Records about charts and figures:
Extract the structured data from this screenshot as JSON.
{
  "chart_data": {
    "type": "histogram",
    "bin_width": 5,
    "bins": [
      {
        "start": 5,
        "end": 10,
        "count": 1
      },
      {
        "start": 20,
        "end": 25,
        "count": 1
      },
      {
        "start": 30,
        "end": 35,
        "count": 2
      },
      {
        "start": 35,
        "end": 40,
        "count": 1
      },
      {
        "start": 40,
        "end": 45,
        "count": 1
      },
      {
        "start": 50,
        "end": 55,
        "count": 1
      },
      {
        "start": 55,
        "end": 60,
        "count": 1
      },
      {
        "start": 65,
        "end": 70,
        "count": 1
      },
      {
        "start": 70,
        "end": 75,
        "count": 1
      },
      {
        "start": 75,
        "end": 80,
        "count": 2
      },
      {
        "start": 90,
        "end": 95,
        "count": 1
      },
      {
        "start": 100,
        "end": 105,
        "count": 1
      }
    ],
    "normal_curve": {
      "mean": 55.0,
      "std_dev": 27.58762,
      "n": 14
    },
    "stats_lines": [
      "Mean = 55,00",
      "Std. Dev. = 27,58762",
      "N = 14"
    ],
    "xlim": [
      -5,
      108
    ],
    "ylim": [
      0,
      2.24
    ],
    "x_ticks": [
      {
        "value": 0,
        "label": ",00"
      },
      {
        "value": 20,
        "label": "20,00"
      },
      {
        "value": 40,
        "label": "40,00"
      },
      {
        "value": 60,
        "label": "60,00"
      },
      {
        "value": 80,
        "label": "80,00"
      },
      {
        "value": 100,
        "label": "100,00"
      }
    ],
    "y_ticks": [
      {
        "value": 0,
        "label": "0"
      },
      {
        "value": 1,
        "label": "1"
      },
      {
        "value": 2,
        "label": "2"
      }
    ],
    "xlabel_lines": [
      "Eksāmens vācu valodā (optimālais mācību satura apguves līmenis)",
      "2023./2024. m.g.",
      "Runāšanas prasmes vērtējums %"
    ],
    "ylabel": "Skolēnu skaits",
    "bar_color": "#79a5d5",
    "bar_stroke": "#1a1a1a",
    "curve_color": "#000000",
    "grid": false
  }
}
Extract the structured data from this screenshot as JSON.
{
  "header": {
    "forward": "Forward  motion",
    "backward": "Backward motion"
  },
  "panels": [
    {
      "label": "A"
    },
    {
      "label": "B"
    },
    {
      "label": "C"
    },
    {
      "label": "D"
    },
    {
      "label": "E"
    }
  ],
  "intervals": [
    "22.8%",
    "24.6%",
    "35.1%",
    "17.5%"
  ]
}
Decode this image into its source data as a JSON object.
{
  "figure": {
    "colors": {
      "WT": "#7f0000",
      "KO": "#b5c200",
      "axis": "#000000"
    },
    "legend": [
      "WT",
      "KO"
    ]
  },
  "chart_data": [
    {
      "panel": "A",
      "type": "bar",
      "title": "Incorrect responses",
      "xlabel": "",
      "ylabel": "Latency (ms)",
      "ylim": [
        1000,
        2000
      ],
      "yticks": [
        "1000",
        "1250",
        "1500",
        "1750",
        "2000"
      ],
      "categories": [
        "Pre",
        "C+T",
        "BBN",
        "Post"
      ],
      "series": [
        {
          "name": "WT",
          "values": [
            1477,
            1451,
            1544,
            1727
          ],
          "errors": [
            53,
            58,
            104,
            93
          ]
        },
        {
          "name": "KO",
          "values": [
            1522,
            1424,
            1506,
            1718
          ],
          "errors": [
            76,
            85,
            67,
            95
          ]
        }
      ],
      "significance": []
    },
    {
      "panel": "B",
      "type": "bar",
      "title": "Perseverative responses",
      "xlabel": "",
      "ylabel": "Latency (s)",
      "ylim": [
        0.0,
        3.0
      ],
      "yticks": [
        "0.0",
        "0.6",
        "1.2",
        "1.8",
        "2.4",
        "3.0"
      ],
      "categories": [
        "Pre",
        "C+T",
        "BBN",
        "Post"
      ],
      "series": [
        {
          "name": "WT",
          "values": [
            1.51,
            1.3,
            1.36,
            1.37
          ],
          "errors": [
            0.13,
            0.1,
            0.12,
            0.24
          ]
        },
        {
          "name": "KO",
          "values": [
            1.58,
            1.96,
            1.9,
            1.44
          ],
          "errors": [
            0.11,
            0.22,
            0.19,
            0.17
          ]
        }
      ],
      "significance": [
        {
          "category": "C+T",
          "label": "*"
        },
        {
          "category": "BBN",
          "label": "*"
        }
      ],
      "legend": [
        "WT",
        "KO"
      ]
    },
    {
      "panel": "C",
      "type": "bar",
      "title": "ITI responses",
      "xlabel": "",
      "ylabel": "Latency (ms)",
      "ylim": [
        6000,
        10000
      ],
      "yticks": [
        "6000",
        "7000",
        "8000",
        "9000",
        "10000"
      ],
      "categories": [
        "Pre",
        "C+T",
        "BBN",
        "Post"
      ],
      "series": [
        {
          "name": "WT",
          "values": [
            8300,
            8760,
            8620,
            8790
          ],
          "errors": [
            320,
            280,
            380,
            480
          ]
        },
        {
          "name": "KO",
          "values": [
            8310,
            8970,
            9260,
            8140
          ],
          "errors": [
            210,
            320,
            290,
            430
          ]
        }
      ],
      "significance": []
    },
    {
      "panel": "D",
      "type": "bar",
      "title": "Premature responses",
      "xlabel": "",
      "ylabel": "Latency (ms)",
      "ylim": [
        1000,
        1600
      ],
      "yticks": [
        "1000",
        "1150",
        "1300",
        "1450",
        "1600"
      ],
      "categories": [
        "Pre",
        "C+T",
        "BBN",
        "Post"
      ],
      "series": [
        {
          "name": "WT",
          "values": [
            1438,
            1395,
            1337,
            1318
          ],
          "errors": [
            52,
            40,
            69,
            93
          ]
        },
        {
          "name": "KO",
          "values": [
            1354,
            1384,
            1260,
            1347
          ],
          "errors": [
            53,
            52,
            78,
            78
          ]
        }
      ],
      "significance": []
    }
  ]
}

GIVEN PROBLEM:
Copy out all the entries shown above, character for character.

TASK ANSWER:
Extract the structured data from this screenshot as JSON.
{
  "chart_data": {
    "type": "histogram",
    "bin_width": 5,
    "bins": [
      {
        "start": 5,
        "end": 10,
        "count": 1
      },
      {
        "start": 20,
        "end": 25,
        "count": 1
      },
      {
        "start": 30,
        "end": 35,
        "count": 2
      },
      {
        "start": 35,
        "end": 40,
        "count": 1
      },
      {
        "start": 40,
        "end": 45,
        "count": 1
      },
      {
        "start": 50,
        "end": 55,
        "count": 1
      },
      {
        "start": 55,
        "end": 60,
        "count": 1
      },
      {
        "start": 65,
        "end": 70,
        "count": 1
      },
      {
        "start": 70,
        "end": 75,
        "count": 1
      },
      {
        "start": 75,
        "end": 80,
        "count": 2
      },
      {
        "start": 90,
        "end": 95,
        "count": 1
      },
      {
        "start": 100,
        "end": 105,
        "count": 1
      }
    ],
    "normal_curve": {
      "mean": 55.0,
      "std_dev": 27.58762,
      "n": 14
    },
    "stats_lines": [
      "Mean = 55,00",
      "Std. Dev. = 27,58762",
      "N = 14"
    ],
    "xlim": [
      -5,
      108
    ],
    "ylim": [
      0,
      2.24
    ],
    "x_ticks": [
      {
        "value": 0,
        "label": ",00"
      },
      {
        "value": 20,
        "label": "20,00"
      },
      {
        "value": 40,
        "label": "40,00"
      },
      {
        "value": 60,
        "label": "60,00"
      },
      {
        "value": 80,
        "label": "80,00"
      },
      {
        "value": 100,
        "label": "100,00"
      }
    ],
    "y_ticks": [
      {
        "value": 0,
        "label": "0"
      },
      {
        "value": 1,
        "label": "1"
      },
      {
        "value": 2,
        "label": "2"
      }
    ],
    "xlabel_lines": [
      "Eksāmens vācu valodā (optimālais mācību satura apguves līmenis)",
      "2023./2024. m.g.",
      "Runāšanas prasmes vērtējums %"
    ],
    "ylabel": "Skolēnu skaits",
    "bar_color": "#79a5d5",
    "bar_stroke": "#1a1a1a",
    "curve_color": "#000000",
    "grid": false
  }
}
Extract the structured data from this screenshot as JSON.
{
  "header": {
    "forward": "Forward  motion",
    "backward": "Backward motion"
  },
  "panels": [
    {
      "label": "A"
    },
    {
      "label": "B"
    },
    {
      "label": "C"
    },
    {
      "label": "D"
    },
    {
      "label": "E"
    }
  ],
  "intervals": [
    "22.8%",
    "24.6%",
    "35.1%",
    "17.5%"
  ]
}
Decode this image into its source data as a JSON object.
{
  "figure": {
    "colors": {
      "WT": "#7f0000",
      "KO": "#b5c200",
      "axis": "#000000"
    },
    "legend": [
      "WT",
      "KO"
    ]
  },
  "chart_data": [
    {
      "panel": "A",
      "type": "bar",
      "title": "Incorrect responses",
      "xlabel": "",
      "ylabel": "Latency (ms)",
      "ylim": [
        1000,
        2000
      ],
      "yticks": [
        "1000",
        "1250",
        "1500",
        "1750",
        "2000"
      ],
      "categories": [
        "Pre",
        "C+T",
        "BBN",
        "Post"
      ],
      "series": [
        {
          "name": "WT",
          "values": [
            1477,
            1451,
            1544,
            1727
          ],
          "errors": [
            53,
            58,
            104,
            93
          ]
        },
        {
          "name": "KO",
          "values": [
            1522,
            1424,
            1506,
            1718
          ],
          "errors": [
            76,
            85,
            67,
            95
          ]
        }
      ],
      "significance": []
    },
    {
      "panel": "B",
      "type": "bar",
      "title": "Perseverative responses",
      "xlabel": "",
      "ylabel": "Latency (s)",
      "ylim": [
        0.0,
        3.0
      ],
      "yticks": [
        "0.0",
        "0.6",
        "1.2",
        "1.8",
        "2.4",
        "3.0"
      ],
      "categories": [
        "Pre",
        "C+T",
        "BBN",
        "Post"
      ],
      "series": [
        {
          "name": "WT",
          "values": [
            1.51,
            1.3,
            1.36,
            1.37
          ],
          "errors": [
            0.13,
            0.1,
            0.12,
            0.24
          ]
        },
        {
          "name": "KO",
          "values": [
            1.58,
            1.96,
            1.9,
            1.44
          ],
          "errors": [
            0.11,
            0.22,
            0.19,
            0.17
          ]
        }
      ],
      "significance": [
        {
          "category": "C+T",
          "label": "*"
        },
        {
          "category": "BBN",
          "label": "*"
        }
      ],
      "legend": [
        "WT",
        "KO"
      ]
    },
    {
      "panel": "C",
      "type": "bar",
      "title": "ITI responses",
      "xlabel": "",
      "ylabel": "Latency (ms)",
      "ylim": [
        6000,
        10000
      ],
      "yticks": [
        "6000",
        "7000",
        "8000",
        "9000",
        "10000"
      ],
      "categories": [
        "Pre",
        "C+T",
        "BBN",
        "Post"
      ],
      "series": [
        {
          "name": "WT",
          "values": [
            8300,
            8760,
            8620,
            8790
          ],
          "errors": [
            320,
            280,
            380,
            480
          ]
        },
        {
          "name": "KO",
          "values": [
            8310,
            8970,
            9260,
            8140
          ],
          "errors": [
            210,
            320,
            290,
            430
          ]
        }
      ],
      "significance": []
    },
    {
      "panel": "D",
      "type": "bar",
      "title": "Premature responses",
      "xlabel": "",
      "ylabel": "Latency (ms)",
      "ylim": [
        1000,
        1600
      ],
      "yticks": [
        "1000",
        "1150",
        "1300",
        "1450",
        "1600"
      ],
      "categories": [
        "Pre",
        "C+T",
        "BBN",
        "Post"
      ],
      "series": [
        {
          "name": "WT",
          "values": [
            1438,
            1395,
            1337,
            1318
          ],
          "errors": [
            52,
            40,
            69,
            93
          ]
        },
        {
          "name": "KO",
          "values": [
            1354,
            1384,
            1260,
            1347
          ],
          "errors": [
            53,
            52,
            78,
            78
          ]
        }
      ],
      "significance": []
    }
  ]
}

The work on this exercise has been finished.